Task details ▸ Write out each line beneath this one exactly as it reads.

Data in this exercise ▸

_ _ _ _

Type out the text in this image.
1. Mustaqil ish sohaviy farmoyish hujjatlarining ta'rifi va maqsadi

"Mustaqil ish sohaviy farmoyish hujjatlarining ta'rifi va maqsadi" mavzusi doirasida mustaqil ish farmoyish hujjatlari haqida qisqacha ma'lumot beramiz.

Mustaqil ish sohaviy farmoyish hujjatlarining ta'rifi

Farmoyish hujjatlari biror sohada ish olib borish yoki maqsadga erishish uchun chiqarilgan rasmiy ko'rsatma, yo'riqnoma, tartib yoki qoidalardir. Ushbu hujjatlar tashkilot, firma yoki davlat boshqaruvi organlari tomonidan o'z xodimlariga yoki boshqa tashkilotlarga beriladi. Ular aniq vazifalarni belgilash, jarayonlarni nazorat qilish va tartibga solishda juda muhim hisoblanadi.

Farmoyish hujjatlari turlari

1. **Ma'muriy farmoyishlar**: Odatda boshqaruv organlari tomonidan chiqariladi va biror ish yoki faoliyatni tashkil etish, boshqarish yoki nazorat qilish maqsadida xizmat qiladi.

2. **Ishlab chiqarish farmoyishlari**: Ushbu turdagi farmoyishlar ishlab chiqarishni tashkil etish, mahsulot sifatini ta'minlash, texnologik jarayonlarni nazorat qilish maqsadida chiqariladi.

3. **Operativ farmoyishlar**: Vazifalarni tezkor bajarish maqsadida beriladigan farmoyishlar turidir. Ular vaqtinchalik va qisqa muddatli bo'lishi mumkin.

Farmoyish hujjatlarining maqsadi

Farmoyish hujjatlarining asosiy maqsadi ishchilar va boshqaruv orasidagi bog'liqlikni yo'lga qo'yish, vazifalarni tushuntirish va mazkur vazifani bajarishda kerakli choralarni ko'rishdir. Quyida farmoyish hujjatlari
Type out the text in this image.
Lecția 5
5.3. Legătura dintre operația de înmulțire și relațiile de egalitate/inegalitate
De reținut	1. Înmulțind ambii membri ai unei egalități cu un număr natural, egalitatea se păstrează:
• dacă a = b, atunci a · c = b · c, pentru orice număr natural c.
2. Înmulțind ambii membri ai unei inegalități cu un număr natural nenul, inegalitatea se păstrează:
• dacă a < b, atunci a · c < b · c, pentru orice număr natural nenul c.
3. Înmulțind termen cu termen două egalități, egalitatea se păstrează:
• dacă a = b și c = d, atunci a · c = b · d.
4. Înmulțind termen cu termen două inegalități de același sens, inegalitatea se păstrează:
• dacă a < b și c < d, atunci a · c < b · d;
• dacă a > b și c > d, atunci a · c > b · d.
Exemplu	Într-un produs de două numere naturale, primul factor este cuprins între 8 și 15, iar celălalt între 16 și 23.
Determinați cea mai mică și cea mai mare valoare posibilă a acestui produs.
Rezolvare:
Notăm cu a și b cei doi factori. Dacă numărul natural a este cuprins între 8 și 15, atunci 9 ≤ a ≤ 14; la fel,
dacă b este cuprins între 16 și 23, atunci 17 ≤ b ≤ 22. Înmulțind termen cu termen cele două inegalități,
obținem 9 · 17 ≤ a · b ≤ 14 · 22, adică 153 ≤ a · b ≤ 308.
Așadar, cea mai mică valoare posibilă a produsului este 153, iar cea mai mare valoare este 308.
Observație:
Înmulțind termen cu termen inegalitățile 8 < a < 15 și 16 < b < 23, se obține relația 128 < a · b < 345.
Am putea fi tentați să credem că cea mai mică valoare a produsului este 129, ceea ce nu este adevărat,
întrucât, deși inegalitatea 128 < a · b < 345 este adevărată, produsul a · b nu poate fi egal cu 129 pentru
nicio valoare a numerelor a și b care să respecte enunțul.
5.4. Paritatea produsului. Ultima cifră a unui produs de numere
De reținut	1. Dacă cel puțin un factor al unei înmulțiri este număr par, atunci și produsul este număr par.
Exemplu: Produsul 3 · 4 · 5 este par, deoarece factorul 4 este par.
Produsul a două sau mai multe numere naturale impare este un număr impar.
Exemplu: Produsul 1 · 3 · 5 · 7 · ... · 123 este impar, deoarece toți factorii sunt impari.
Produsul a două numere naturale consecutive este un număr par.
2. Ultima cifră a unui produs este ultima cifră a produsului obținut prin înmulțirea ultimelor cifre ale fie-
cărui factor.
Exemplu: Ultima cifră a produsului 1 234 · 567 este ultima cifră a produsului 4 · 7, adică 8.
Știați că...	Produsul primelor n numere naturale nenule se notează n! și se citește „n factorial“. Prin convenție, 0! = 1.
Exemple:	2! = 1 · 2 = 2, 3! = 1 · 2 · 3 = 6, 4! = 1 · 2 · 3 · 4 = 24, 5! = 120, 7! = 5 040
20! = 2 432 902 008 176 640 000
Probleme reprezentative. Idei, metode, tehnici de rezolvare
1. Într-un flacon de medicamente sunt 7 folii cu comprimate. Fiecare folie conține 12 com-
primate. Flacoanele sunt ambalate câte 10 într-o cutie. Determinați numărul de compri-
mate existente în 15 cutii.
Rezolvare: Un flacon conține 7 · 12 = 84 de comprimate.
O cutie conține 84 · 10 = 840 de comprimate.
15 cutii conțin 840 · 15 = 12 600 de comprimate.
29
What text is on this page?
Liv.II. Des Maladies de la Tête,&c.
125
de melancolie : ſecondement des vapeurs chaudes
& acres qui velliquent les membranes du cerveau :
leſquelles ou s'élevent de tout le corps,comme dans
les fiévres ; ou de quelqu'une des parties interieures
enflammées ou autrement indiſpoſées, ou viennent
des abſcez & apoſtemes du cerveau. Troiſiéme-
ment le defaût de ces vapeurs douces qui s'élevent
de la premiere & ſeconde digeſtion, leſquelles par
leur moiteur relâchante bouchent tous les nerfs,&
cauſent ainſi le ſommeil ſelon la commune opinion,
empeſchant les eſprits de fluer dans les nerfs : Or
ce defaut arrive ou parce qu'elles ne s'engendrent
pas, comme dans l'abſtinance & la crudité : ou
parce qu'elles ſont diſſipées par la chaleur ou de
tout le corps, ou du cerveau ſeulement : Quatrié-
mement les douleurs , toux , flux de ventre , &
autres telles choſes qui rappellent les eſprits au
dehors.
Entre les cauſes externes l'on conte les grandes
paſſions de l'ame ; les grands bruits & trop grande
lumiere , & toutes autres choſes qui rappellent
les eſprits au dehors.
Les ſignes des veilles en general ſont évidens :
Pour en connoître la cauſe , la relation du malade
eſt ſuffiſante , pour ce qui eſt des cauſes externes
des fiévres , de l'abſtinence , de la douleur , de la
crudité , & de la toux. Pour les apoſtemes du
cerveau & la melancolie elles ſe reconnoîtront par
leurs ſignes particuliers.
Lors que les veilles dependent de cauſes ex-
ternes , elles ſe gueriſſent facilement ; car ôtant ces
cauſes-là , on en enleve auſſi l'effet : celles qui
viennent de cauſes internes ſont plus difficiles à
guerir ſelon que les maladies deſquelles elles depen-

_ _ _ _

Written solution ▸
Type out the text in this image.
1. Mustaqil ish sohaviy farmoyish hujjatlarining ta'rifi va maqsadi

"Mustaqil ish sohaviy farmoyish hujjatlarining ta'rifi va maqsadi" mavzusi doirasida mustaqil ish farmoyish hujjatlari haqida qisqacha ma'lumot beramiz.

Mustaqil ish sohaviy farmoyish hujjatlarining ta'rifi

Farmoyish hujjatlari biror sohada ish olib borish yoki maqsadga erishish uchun chiqarilgan rasmiy ko'rsatma, yo'riqnoma, tartib yoki qoidalardir. Ushbu hujjatlar tashkilot, firma yoki davlat boshqaruvi organlari tomonidan o'z xodimlariga yoki boshqa tashkilotlarga beriladi. Ular aniq vazifalarni belgilash, jarayonlarni nazorat qilish va tartibga solishda juda muhim hisoblanadi.

Farmoyish hujjatlari turlari

1. **Ma'muriy farmoyishlar**: Odatda boshqaruv organlari tomonidan chiqariladi va biror ish yoki faoliyatni tashkil etish, boshqarish yoki nazorat qilish maqsadida xizmat qiladi.

2. **Ishlab chiqarish farmoyishlari**: Ushbu turdagi farmoyishlar ishlab chiqarishni tashkil etish, mahsulot sifatini ta'minlash, texnologik jarayonlarni nazorat qilish maqsadida chiqariladi.

3. **Operativ farmoyishlar**: Vazifalarni tezkor bajarish maqsadida beriladigan farmoyishlar turidir. Ular vaqtinchalik va qisqa muddatli bo'lishi mumkin.

Farmoyish hujjatlarining maqsadi

Farmoyish hujjatlarining asosiy maqsadi ishchilar va boshqaruv orasidagi bog'liqlikni yo'lga qo'yish, vazifalarni tushuntirish va mazkur vazifani bajarishda kerakli choralarni ko'rishdir. Quyida farmoyish hujjatlari
Type out the text in this image.
Lecția 5
5.3. Legătura dintre operația de înmulțire și relațiile de egalitate/inegalitate
De reținut	1. Înmulțind ambii membri ai unei egalități cu un număr natural, egalitatea se păstrează:
• dacă a = b, atunci a · c = b · c, pentru orice număr natural c.
2. Înmulțind ambii membri ai unei inegalități cu un număr natural nenul, inegalitatea se păstrează:
• dacă a < b, atunci a · c < b · c, pentru orice număr natural nenul c.
3. Înmulțind termen cu termen două egalități, egalitatea se păstrează:
• dacă a = b și c = d, atunci a · c = b · d.
4. Înmulțind termen cu termen două inegalități de același sens, inegalitatea se păstrează:
• dacă a < b și c < d, atunci a · c < b · d;
• dacă a > b și c > d, atunci a · c > b · d.
Exemplu	Într-un produs de două numere naturale, primul factor este cuprins între 8 și 15, iar celălalt între 16 și 23.
Determinați cea mai mică și cea mai mare valoare posibilă a acestui produs.
Rezolvare:
Notăm cu a și b cei doi factori. Dacă numărul natural a este cuprins între 8 și 15, atunci 9 ≤ a ≤ 14; la fel,
dacă b este cuprins între 16 și 23, atunci 17 ≤ b ≤ 22. Înmulțind termen cu termen cele două inegalități,
obținem 9 · 17 ≤ a · b ≤ 14 · 22, adică 153 ≤ a · b ≤ 308.
Așadar, cea mai mică valoare posibilă a produsului este 153, iar cea mai mare valoare este 308.
Observație:
Înmulțind termen cu termen inegalitățile 8 < a < 15 și 16 < b < 23, se obține relația 128 < a · b < 345.
Am putea fi tentați să credem că cea mai mică valoare a produsului este 129, ceea ce nu este adevărat,
întrucât, deși inegalitatea 128 < a · b < 345 este adevărată, produsul a · b nu poate fi egal cu 129 pentru
nicio valoare a numerelor a și b care să respecte enunțul.
5.4. Paritatea produsului. Ultima cifră a unui produs de numere
De reținut	1. Dacă cel puțin un factor al unei înmulțiri este număr par, atunci și produsul este număr par.
Exemplu: Produsul 3 · 4 · 5 este par, deoarece factorul 4 este par.
Produsul a două sau mai multe numere naturale impare este un număr impar.
Exemplu: Produsul 1 · 3 · 5 · 7 · ... · 123 este impar, deoarece toți factorii sunt impari.
Produsul a două numere naturale consecutive este un număr par.
2. Ultima cifră a unui produs este ultima cifră a produsului obținut prin înmulțirea ultimelor cifre ale fie-
cărui factor.
Exemplu: Ultima cifră a produsului 1 234 · 567 este ultima cifră a produsului 4 · 7, adică 8.
Știați că...	Produsul primelor n numere naturale nenule se notează n! și se citește „n factorial“. Prin convenție, 0! = 1.
Exemple:	2! = 1 · 2 = 2, 3! = 1 · 2 · 3 = 6, 4! = 1 · 2 · 3 · 4 = 24, 5! = 120, 7! = 5 040
20! = 2 432 902 008 176 640 000
Probleme reprezentative. Idei, metode, tehnici de rezolvare
1. Într-un flacon de medicamente sunt 7 folii cu comprimate. Fiecare folie conține 12 com-
primate. Flacoanele sunt ambalate câte 10 într-o cutie. Determinați numărul de compri-
mate existente în 15 cutii.
Rezolvare: Un flacon conține 7 · 12 = 84 de comprimate.
O cutie conține 84 · 10 = 840 de comprimate.
15 cutii conțin 840 · 15 = 12 600 de comprimate.
29
What text is on this page?
Liv.II. Des Maladies de la Tête,&c.
125
de melancolie : ſecondement des vapeurs chaudes
& acres qui velliquent les membranes du cerveau :
leſquelles ou s'élevent de tout le corps,comme dans
les fiévres ; ou de quelqu'une des parties interieures
enflammées ou autrement indiſpoſées, ou viennent
des abſcez & apoſtemes du cerveau. Troiſiéme-
ment le defaût de ces vapeurs douces qui s'élevent
de la premiere & ſeconde digeſtion, leſquelles par
leur moiteur relâchante bouchent tous les nerfs,&
cauſent ainſi le ſommeil ſelon la commune opinion,
empeſchant les eſprits de fluer dans les nerfs : Or
ce defaut arrive ou parce qu'elles ne s'engendrent
pas, comme dans l'abſtinance & la crudité : ou
parce qu'elles ſont diſſipées par la chaleur ou de
tout le corps, ou du cerveau ſeulement : Quatrié-
mement les douleurs , toux , flux de ventre , &
autres telles choſes qui rappellent les eſprits au
dehors.
Entre les cauſes externes l'on conte les grandes
paſſions de l'ame ; les grands bruits & trop grande
lumiere , & toutes autres choſes qui rappellent
les eſprits au dehors.
Les ſignes des veilles en general ſont évidens :
Pour en connoître la cauſe , la relation du malade
eſt ſuffiſante , pour ce qui eſt des cauſes externes
des fiévres , de l'abſtinence , de la douleur , de la
crudité , & de la toux. Pour les apoſtemes du
cerveau & la melancolie elles ſe reconnoîtront par
leurs ſignes particuliers.
Lors que les veilles dependent de cauſes ex-
ternes , elles ſe gueriſſent facilement ; car ôtant ces
cauſes-là , on en enleve auſſi l'effet : celles qui
viennent de cauſes internes ſont plus difficiles à
guerir ſelon que les maladies deſquelles elles depen-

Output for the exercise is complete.